TASK DETAILS:
Count up the lines in the following listing that hold the word "Jürg", then give only that count.

MATERIAL TO PROCESS:

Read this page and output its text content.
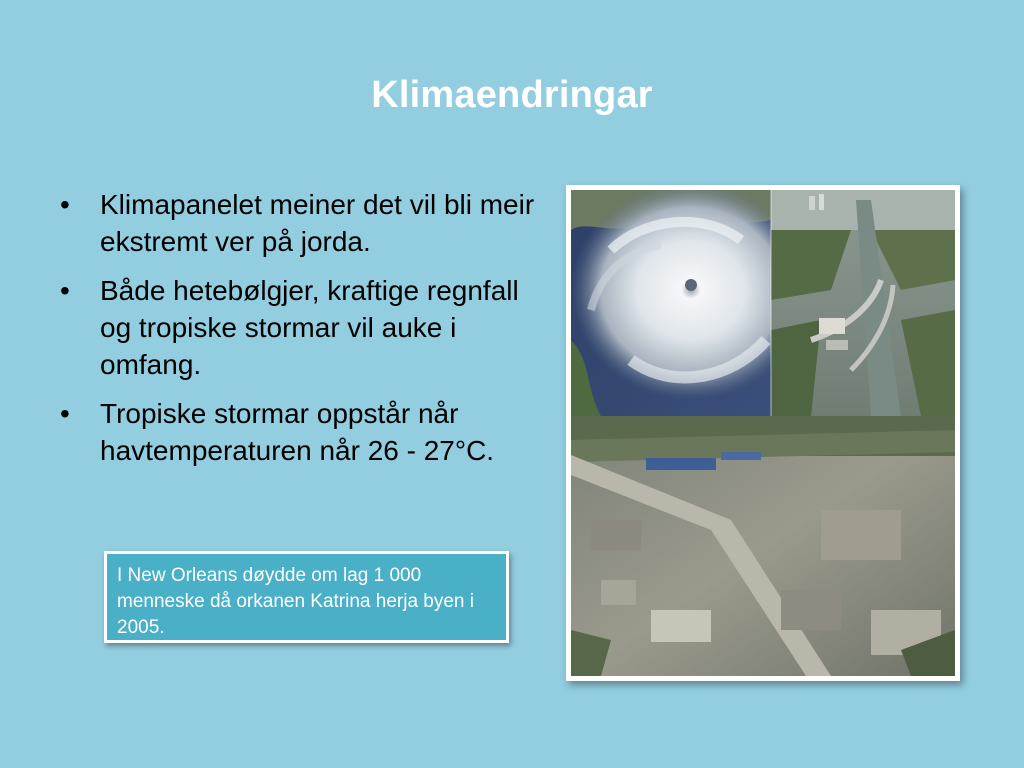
Klimaendringar
• Klimapanelet meiner det vil bli meir ekstremt ver på jorda.
• Både hetebølgjer, kraftige regnfall og tropiske stormar vil auke i omfang.
• Tropiske stormar oppstår når havtemperaturen når 26 - 27°C.
I New Orleans døydde om lag 1 000 menneske då orkanen Katrina herja byen i 2005.
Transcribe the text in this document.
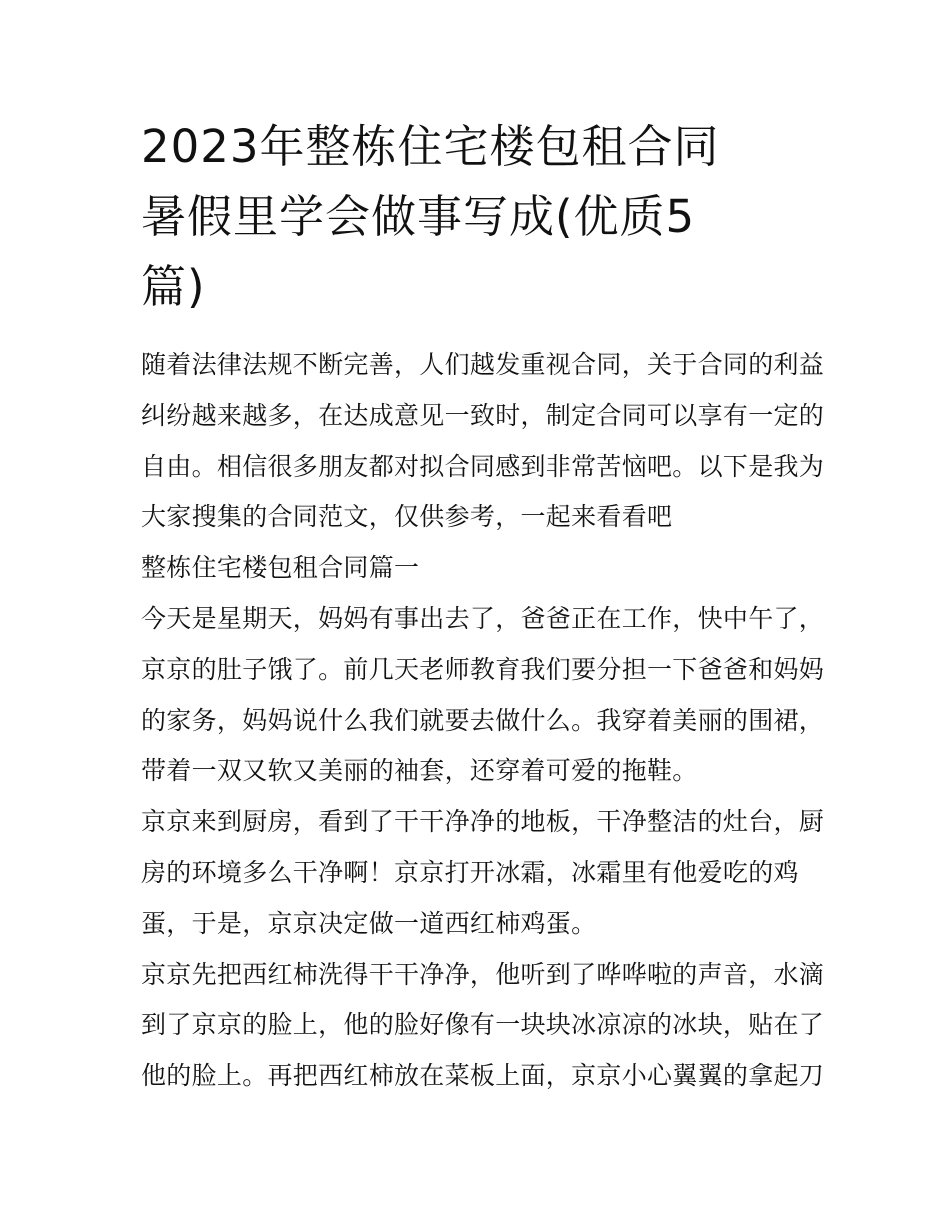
2023年整栋住宅楼包租合同
暑假里学会做事写成(优质5
篇)
随着法律法规不断完善，人们越发重视合同，关于合同的利益
纠纷越来越多，在达成意见一致时，制定合同可以享有一定的
自由。相信很多朋友都对拟合同感到非常苦恼吧。以下是我为
大家搜集的合同范文，仅供参考，一起来看看吧
整栋住宅楼包租合同篇一
今天是星期天，妈妈有事出去了，爸爸正在工作，快中午了，
京京的肚子饿了。前几天老师教育我们要分担一下爸爸和妈妈
的家务，妈妈说什么我们就要去做什么。我穿着美丽的围裙，
带着一双又软又美丽的袖套，还穿着可爱的拖鞋。
京京来到厨房，看到了干干净净的地板，干净整洁的灶台，厨
房的环境多么干净啊！京京打开冰霜，冰霜里有他爱吃的鸡
蛋，于是，京京决定做一道西红柿鸡蛋。
京京先把西红柿洗得干干净净，他听到了哗哗啦的声音，水滴
到了京京的脸上，他的脸好像有一块块冰凉凉的冰块，贴在了
他的脸上。再把西红柿放在菜板上面，京京小心翼翼的拿起刀
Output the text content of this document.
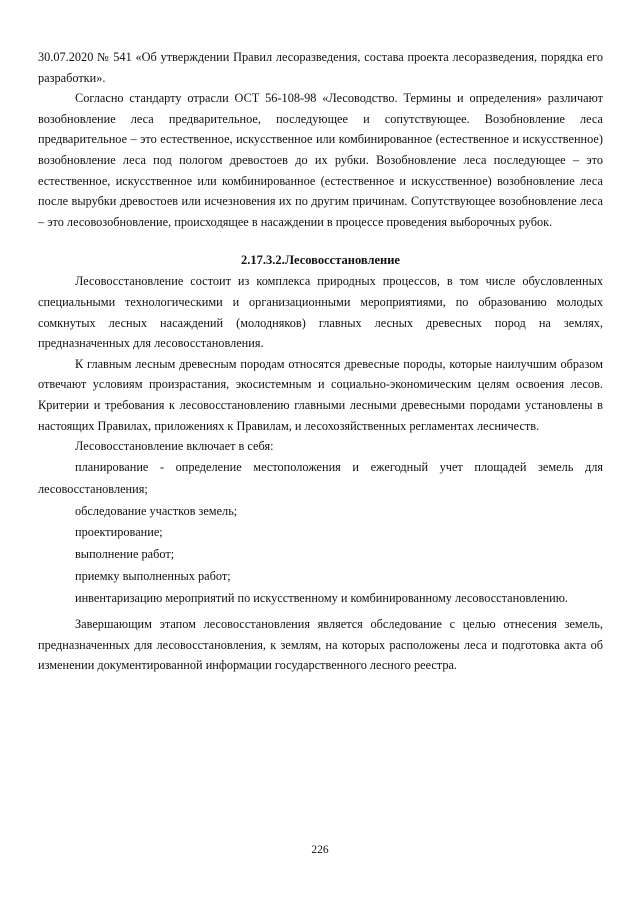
30.07.2020 № 541 «Об утверждении Правил лесоразведения, состава проекта лесоразведения, порядка его разработки».

Согласно стандарту отрасли ОСТ 56-108-98 «Лесоводство. Термины и определения» различают возобновление леса предварительное, последующее и сопутствующее. Возобновление леса предварительное – это естественное, искусственное или комбинированное (естественное и искусственное) возобновление леса под пологом древостоев до их рубки. Возобновление леса последующее – это естественное, искусственное или комбинированное (естественное и искусственное) возобновление леса после вырубки древостоев или исчезновения их по другим причинам. Сопутствующее возобновление леса – это лесовозобновление, происходящее в насаждении в процессе проведения выборочных рубок.

2.17.3.2.Лесовосстановление

Лесовосстановление состоит из комплекса природных процессов, в том числе обусловленных специальными технологическими и организационными мероприятиями, по образованию молодых сомкнутых лесных насаждений (молодняков) главных лесных древесных пород на землях, предназначенных для лесовосстановления.

К главным лесным древесным породам относятся древесные породы, которые наилучшим образом отвечают условиям произрастания, экосистемным и социально-экономическим целям освоения лесов. Критерии и требования к лесовосстановлению главными лесными древесными породами установлены в настоящих Правилах, приложениях к Правилам, и лесохозяйственных регламентах лесничеств.

Лесовосстановление включает в себя:

планирование - определение местоположения и ежегодный учет площадей земель для лесовосстановления;
обследование участков земель;
проектирование;
выполнение работ;
приемку выполненных работ;
инвентаризацию мероприятий по искусственному и комбинированному лесовосстановлению.

Завершающим этапом лесовосстановления является обследование с целью отнесения земель, предназначенных для лесовосстановления, к землям, на которых расположены леса и подготовка акта об изменении документированной информации государственного лесного реестра.

226
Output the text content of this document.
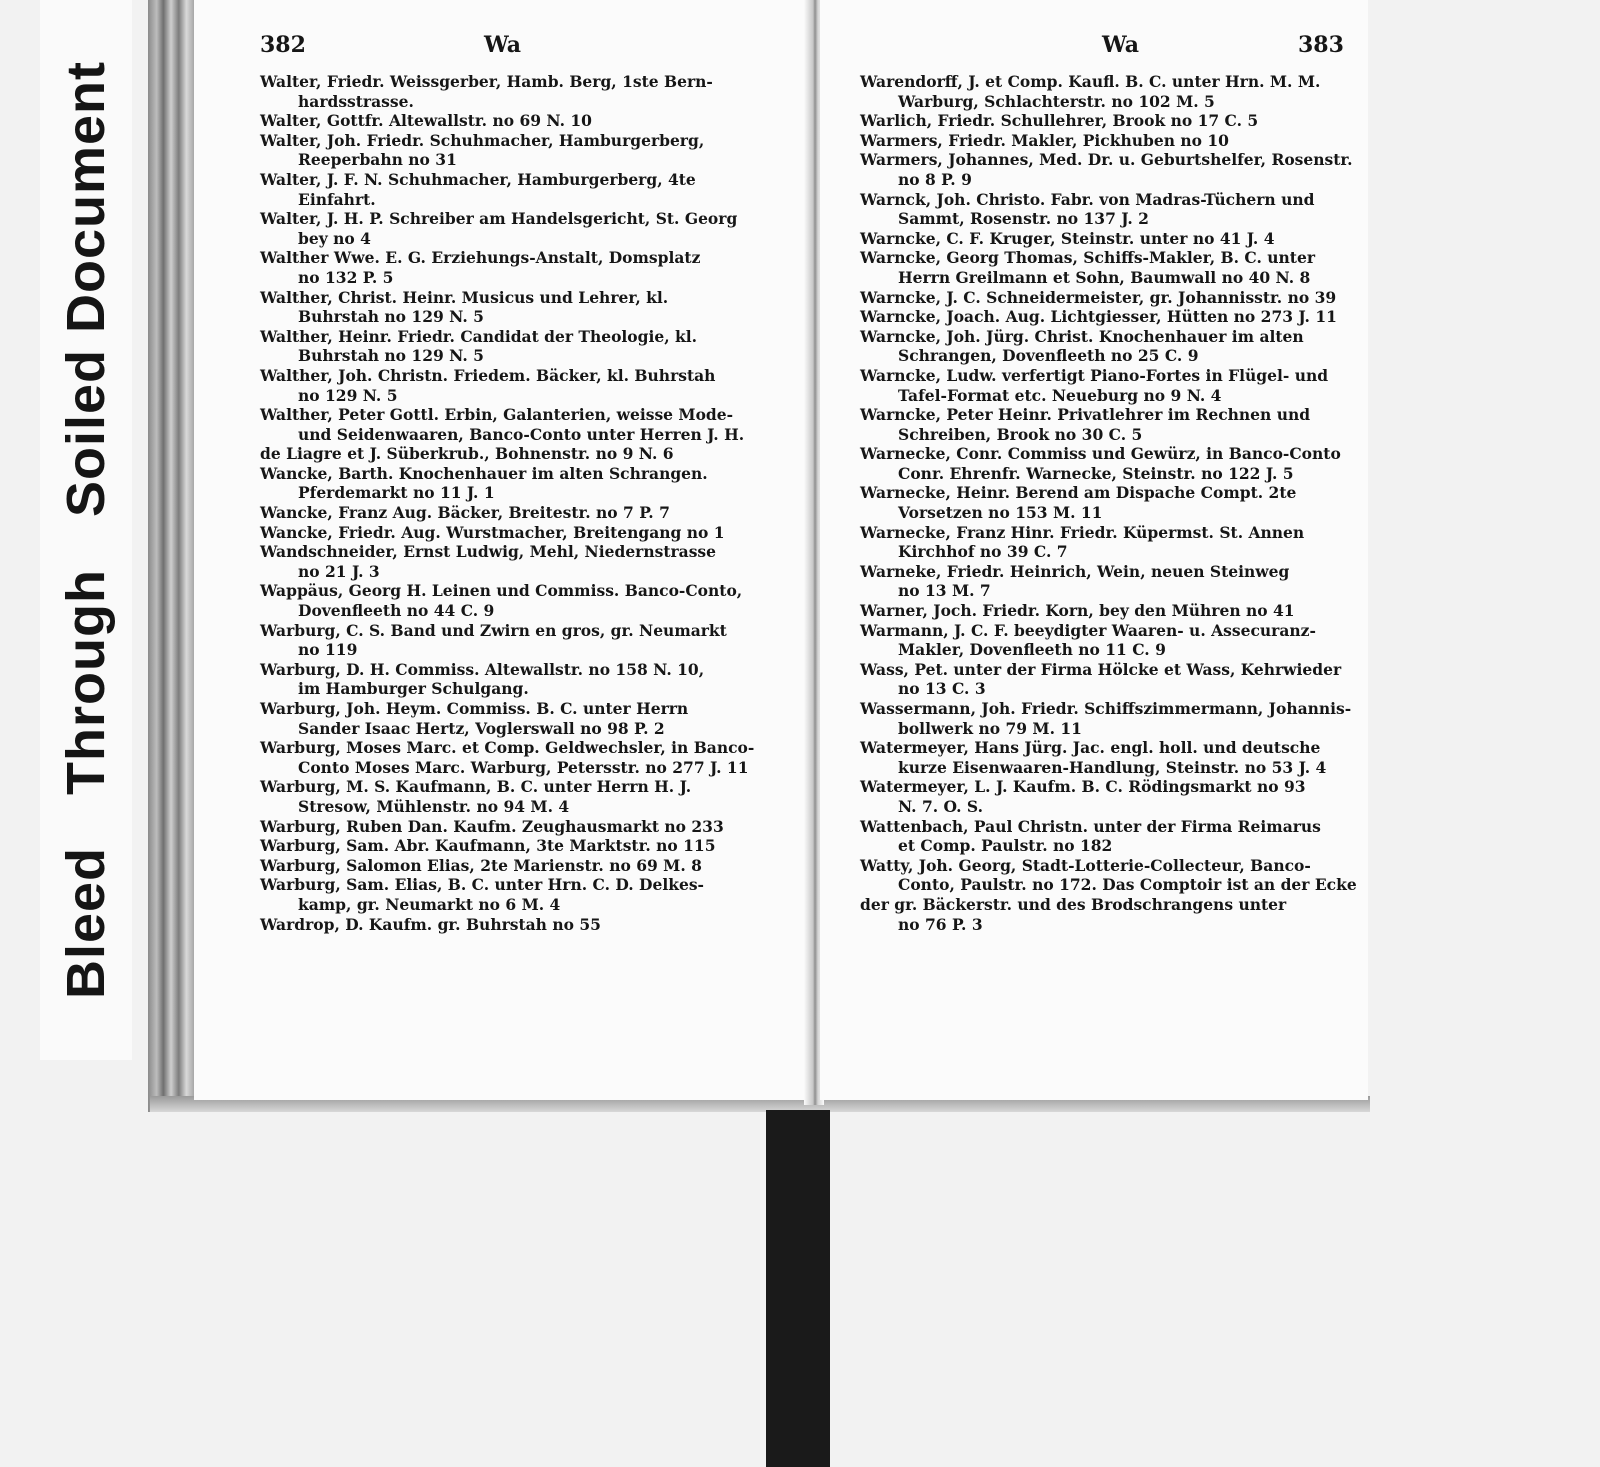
BleedThroughSoiled Document
382	Wa
Walter, Friedr. Weissgerber, Hamb. Berg, 1ste Bern-
hardsstrasse.
Walter, Gottfr. Altewallstr. no 69 N. 10
Walter, Joh. Friedr. Schuhmacher, Hamburgerberg,
Reeperbahn no 31
Walter, J. F. N. Schuhmacher, Hamburgerberg, 4te
Einfahrt.
Walter, J. H. P. Schreiber am Handelsgericht, St. Georg
bey no 4
Walther Wwe. E. G. Erziehungs-Anstalt, Domsplatz
no 132 P. 5
Walther, Christ. Heinr. Musicus und Lehrer, kl.
Buhrstah no 129 N. 5
Walther, Heinr. Friedr. Candidat der Theologie, kl.
Buhrstah no 129 N. 5
Walther, Joh. Christn. Friedem. Bäcker, kl. Buhrstah
no 129 N. 5
Walther, Peter Gottl. Erbin, Galanterien, weisse Mode-
und Seidenwaaren, Banco-Conto unter Herren J. H.
de Liagre et J. Süberkrub., Bohnenstr. no 9 N. 6
Wancke, Barth. Knochenhauer im alten Schrangen.
Pferdemarkt no 11 J. 1
Wancke, Franz Aug. Bäcker, Breitestr. no 7 P. 7
Wancke, Friedr. Aug. Wurstmacher, Breitengang no 1
Wandschneider, Ernst Ludwig, Mehl, Niedernstrasse
no 21 J. 3
Wappäus, Georg H. Leinen und Commiss. Banco-Conto,
Dovenfleeth no 44 C. 9
Warburg, C. S. Band und Zwirn en gros, gr. Neumarkt
no 119
Warburg, D. H. Commiss. Altewallstr. no 158 N. 10,
im Hamburger Schulgang.
Warburg, Joh. Heym. Commiss. B. C. unter Herrn
Sander Isaac Hertz, Voglerswall no 98 P. 2
Warburg, Moses Marc. et Comp. Geldwechsler, in Banco-
Conto Moses Marc. Warburg, Petersstr. no 277 J. 11
Warburg, M. S. Kaufmann, B. C. unter Herrn H. J.
Stresow, Mühlenstr. no 94 M. 4
Warburg, Ruben Dan. Kaufm. Zeughausmarkt no 233
Warburg, Sam. Abr. Kaufmann, 3te Marktstr. no 115
Warburg, Salomon Elias, 2te Marienstr. no 69 M. 8
Warburg, Sam. Elias, B. C. unter Hrn. C. D. Delkes-
kamp, gr. Neumarkt no 6 M. 4
Wardrop, D. Kaufm. gr. Buhrstah no 55
Wa	383
Warendorff, J. et Comp. Kaufl. B. C. unter Hrn. M. M.
Warburg, Schlachterstr. no 102 M. 5
Warlich, Friedr. Schullehrer, Brook no 17 C. 5
Warmers, Friedr. Makler, Pickhuben no 10
Warmers, Johannes, Med. Dr. u. Geburtshelfer, Rosenstr.
no 8 P. 9
Warnck, Joh. Christo. Fabr. von Madras-Tüchern und
Sammt, Rosenstr. no 137 J. 2
Warncke, C. F. Kruger, Steinstr. unter no 41 J. 4
Warncke, Georg Thomas, Schiffs-Makler, B. C. unter
Herrn Greilmann et Sohn, Baumwall no 40 N. 8
Warncke, J. C. Schneidermeister, gr. Johannisstr. no 39
Warncke, Joach. Aug. Lichtgiesser, Hütten no 273 J. 11
Warncke, Joh. Jürg. Christ. Knochenhauer im alten
Schrangen, Dovenfleeth no 25 C. 9
Warncke, Ludw. verfertigt Piano-Fortes in Flügel- und
Tafel-Format etc. Neueburg no 9 N. 4
Warncke, Peter Heinr. Privatlehrer im Rechnen und
Schreiben, Brook no 30 C. 5
Warnecke, Conr. Commiss und Gewürz, in Banco-Conto
Conr. Ehrenfr. Warnecke, Steinstr. no 122 J. 5
Warnecke, Heinr. Berend am Dispache Compt. 2te
Vorsetzen no 153 M. 11
Warnecke, Franz Hinr. Friedr. Küpermst. St. Annen
Kirchhof no 39 C. 7
Warneke, Friedr. Heinrich, Wein, neuen Steinweg
no 13 M. 7
Warner, Joch. Friedr. Korn, bey den Mühren no 41
Warmann, J. C. F. beeydigter Waaren- u. Assecuranz-
Makler, Dovenfleeth no 11 C. 9
Wass, Pet. unter der Firma Hölcke et Wass, Kehrwieder
no 13 C. 3
Wassermann, Joh. Friedr. Schiffszimmermann, Johannis-
bollwerk no 79 M. 11
Watermeyer, Hans Jürg. Jac. engl. holl. und deutsche
kurze Eisenwaaren-Handlung, Steinstr. no 53 J. 4
Watermeyer, L. J. Kaufm. B. C. Rödingsmarkt no 93
N. 7. O. S.
Wattenbach, Paul Christn. unter der Firma Reimarus
et Comp. Paulstr. no 182
Watty, Joh. Georg, Stadt-Lotterie-Collecteur, Banco-
Conto, Paulstr. no 172. Das Comptoir ist an der Ecke
der gr. Bäckerstr. und des Brodschrangens unter
no 76 P. 3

ANSWER IN FULL:
2